- YOUR GOAL
Nothing in the data should change when you return it, but leave the pictures out.

- EXTRACTED MATERIAL
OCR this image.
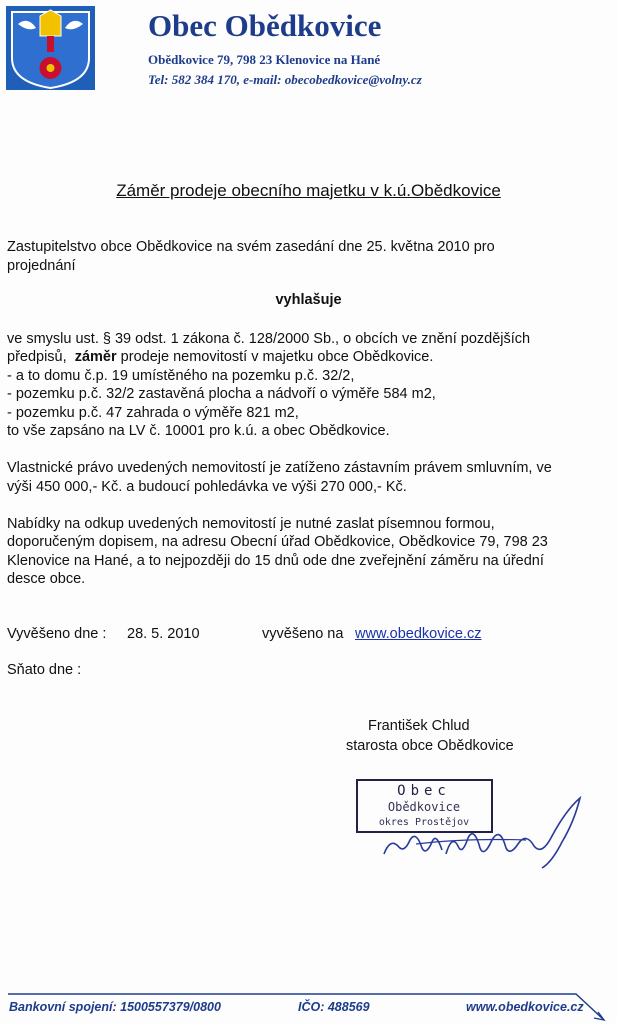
Obec Obědkovice
Obědkovice 79, 798 23 Klenovice na Hané
Tel: 582 384 170, e-mail: obecobedkovice@volny.cz
Záměr prodeje obecního majetku v k.ú.Obědkovice
Zastupitelstvo obce Obědkovice na svém zasedání dne 25. května 2010 pro
projednání
vyhlašuje
ve smyslu ust. § 39 odst. 1 zákona č. 128/2000 Sb., o obcích ve znění pozdějších
předpisů, záměr prodeje nemovitostí v majetku obce Obědkovice.
- a to domu č.p. 19 umístěného na pozemku p.č. 32/2,
- pozemku p.č. 32/2 zastavěná plocha a nádvoří o výměře 584 m2,
- pozemku p.č. 47 zahrada o výměře 821 m2,
to vše zapsáno na LV č. 10001 pro k.ú. a obec Obědkovice.
Vlastnické právo uvedených nemovitostí je zatíženo zástavním právem smluvním, ve
výši 450 000,- Kč. a budoucí pohledávka ve výši 270 000,- Kč.
Nabídky na odkup uvedených nemovitostí je nutné zaslat písemnou formou,
doporučeným dopisem, na adresu Obecní úřad Obědkovice, Obědkovice 79, 798 23
Klenovice na Hané, a to nejpozději do 15 dnů ode dne zveřejnění záměru na úřední
desce obce.
Vyvěšeno dne : 28. 5. 2010	vyvěšeno na www.obedkovice.cz
Sňato dne :
František Chlud
starosta obce Obědkovice
Obec
Obědkovice
okres Prostějov
Bankovní spojení: 1500557379/0800	IČO: 488569	www.obedkovice.cz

- FULL ANSWER
OCR this image.
Obec Obědkovice
Obědkovice 79, 798 23 Klenovice na Hané
Tel: 582 384 170, e-mail: obecobedkovice@volny.cz
Záměr prodeje obecního majetku v k.ú.Obědkovice
Zastupitelstvo obce Obědkovice na svém zasedání dne 25. května 2010 pro
projednání
vyhlašuje
ve smyslu ust. § 39 odst. 1 zákona č. 128/2000 Sb., o obcích ve znění pozdějších
předpisů, záměr prodeje nemovitostí v majetku obce Obědkovice.
- a to domu č.p. 19 umístěného na pozemku p.č. 32/2,
- pozemku p.č. 32/2 zastavěná plocha a nádvoří o výměře 584 m2,
- pozemku p.č. 47 zahrada o výměře 821 m2,
to vše zapsáno na LV č. 10001 pro k.ú. a obec Obědkovice.
Vlastnické právo uvedených nemovitostí je zatíženo zástavním právem smluvním, ve
výši 450 000,- Kč. a budoucí pohledávka ve výši 270 000,- Kč.
Nabídky na odkup uvedených nemovitostí je nutné zaslat písemnou formou,
doporučeným dopisem, na adresu Obecní úřad Obědkovice, Obědkovice 79, 798 23
Klenovice na Hané, a to nejpozději do 15 dnů ode dne zveřejnění záměru na úřední
desce obce.
Vyvěšeno dne : 28. 5. 2010	vyvěšeno na www.obedkovice.cz
Sňato dne :
František Chlud
starosta obce Obědkovice
Obec
Obědkovice
okres Prostějov
Bankovní spojení: 1500557379/0800	IČO: 488569	www.obedkovice.cz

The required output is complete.